**Dataset records:**
§ §

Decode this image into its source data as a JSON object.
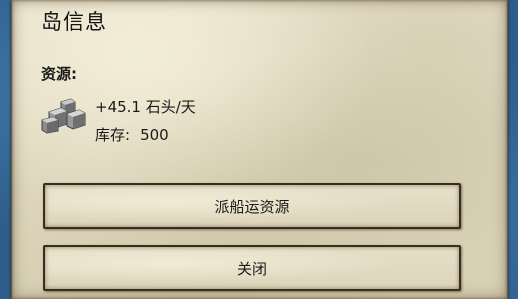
{
  "panel": {
    "title": "岛信息",
    "resources_label": "资源:"
  },
  "resource": {
    "icon": "stone-icon",
    "rate": "+45.1 石头/天",
    "stock_label": "库存:",
    "stock_value": "500"
  },
  "buttons": {
    "dispatch_label": "派船运资源",
    "close_label": "关闭"
  },
  "colors": {
    "sea": "#2d5d8b",
    "parchment": "#e2dcc3",
    "border": "#3a2d1c",
    "text": "#1a1a1a"
  }
}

§ §

**WHAT IS NEEDED:**
Quote all the lines above exactly as given. Do not include the pictures.

**OUTPUT:**
Decode this image into its source data as a JSON object.
{
  "panel": {
    "title": "岛信息",
    "resources_label": "资源:"
  },
  "resource": {
    "icon": "stone-icon",
    "rate": "+45.1 石头/天",
    "stock_label": "库存:",
    "stock_value": "500"
  },
  "buttons": {
    "dispatch_label": "派船运资源",
    "close_label": "关闭"
  },
  "colors": {
    "sea": "#2d5d8b",
    "parchment": "#e2dcc3",
    "border": "#3a2d1c",
    "text": "#1a1a1a"
  }
}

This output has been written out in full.